(GOAL) Copy out, character for character, the lines of the records below from the very first one through the line containing "code-token: ( <box>166 443 195 470</box>", including both ends.

(RECORDS)
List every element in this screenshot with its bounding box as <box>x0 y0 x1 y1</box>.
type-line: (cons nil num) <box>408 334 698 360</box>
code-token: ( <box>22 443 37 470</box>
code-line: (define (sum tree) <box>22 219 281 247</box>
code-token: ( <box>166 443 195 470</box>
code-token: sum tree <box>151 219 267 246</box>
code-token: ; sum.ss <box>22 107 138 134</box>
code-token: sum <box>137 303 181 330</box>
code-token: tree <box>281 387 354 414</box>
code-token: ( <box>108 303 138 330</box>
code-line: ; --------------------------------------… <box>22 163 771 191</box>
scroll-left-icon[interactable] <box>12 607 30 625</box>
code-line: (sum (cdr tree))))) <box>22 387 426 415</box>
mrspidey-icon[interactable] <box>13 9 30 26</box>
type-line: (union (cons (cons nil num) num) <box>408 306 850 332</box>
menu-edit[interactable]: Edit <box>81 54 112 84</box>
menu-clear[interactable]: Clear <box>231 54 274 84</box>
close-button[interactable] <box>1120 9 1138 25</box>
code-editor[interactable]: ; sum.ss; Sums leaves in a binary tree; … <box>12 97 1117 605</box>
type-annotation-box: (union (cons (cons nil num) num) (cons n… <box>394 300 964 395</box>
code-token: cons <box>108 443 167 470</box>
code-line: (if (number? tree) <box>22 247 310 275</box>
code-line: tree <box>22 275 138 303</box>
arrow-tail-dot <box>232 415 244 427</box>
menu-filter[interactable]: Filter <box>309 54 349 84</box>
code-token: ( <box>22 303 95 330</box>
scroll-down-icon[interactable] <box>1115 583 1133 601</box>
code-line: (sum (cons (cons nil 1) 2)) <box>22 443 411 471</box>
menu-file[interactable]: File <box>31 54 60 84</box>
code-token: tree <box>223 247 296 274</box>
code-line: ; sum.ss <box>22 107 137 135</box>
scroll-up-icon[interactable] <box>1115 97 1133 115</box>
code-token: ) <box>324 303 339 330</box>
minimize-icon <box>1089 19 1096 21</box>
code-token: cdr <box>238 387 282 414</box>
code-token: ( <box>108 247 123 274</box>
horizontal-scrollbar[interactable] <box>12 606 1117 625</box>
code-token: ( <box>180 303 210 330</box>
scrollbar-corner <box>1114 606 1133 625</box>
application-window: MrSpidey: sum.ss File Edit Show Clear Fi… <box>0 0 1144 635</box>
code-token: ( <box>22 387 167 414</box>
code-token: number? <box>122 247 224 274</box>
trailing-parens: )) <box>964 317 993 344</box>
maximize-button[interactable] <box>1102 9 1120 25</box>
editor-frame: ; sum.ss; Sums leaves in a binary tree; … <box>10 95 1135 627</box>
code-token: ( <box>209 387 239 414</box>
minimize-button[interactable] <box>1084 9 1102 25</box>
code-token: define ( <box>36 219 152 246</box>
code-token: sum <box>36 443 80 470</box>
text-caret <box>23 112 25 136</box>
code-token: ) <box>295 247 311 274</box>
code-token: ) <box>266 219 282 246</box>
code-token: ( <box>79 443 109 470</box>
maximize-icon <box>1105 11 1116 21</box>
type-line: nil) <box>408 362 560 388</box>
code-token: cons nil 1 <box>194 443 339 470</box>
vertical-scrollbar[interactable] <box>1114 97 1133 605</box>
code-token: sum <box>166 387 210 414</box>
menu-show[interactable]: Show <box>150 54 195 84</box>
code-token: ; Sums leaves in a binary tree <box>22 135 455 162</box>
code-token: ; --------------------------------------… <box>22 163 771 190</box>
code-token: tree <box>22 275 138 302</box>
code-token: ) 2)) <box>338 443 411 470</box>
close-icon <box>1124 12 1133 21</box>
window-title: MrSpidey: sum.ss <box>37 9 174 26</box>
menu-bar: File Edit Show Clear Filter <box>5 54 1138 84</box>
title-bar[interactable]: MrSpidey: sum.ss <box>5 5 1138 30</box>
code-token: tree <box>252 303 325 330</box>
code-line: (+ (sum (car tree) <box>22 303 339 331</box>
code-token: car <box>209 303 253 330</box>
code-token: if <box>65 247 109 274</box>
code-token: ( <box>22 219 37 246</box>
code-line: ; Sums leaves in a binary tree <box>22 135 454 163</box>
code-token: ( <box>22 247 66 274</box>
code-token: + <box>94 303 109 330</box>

(RESULT)
List every element in this screenshot with its bounding box as <box>x0 y0 x1 y1</box>.
type-line: (cons nil num) <box>408 334 698 360</box>
code-token: ( <box>22 443 37 470</box>
code-line: (define (sum tree) <box>22 219 281 247</box>
code-token: ( <box>166 443 195 470</box>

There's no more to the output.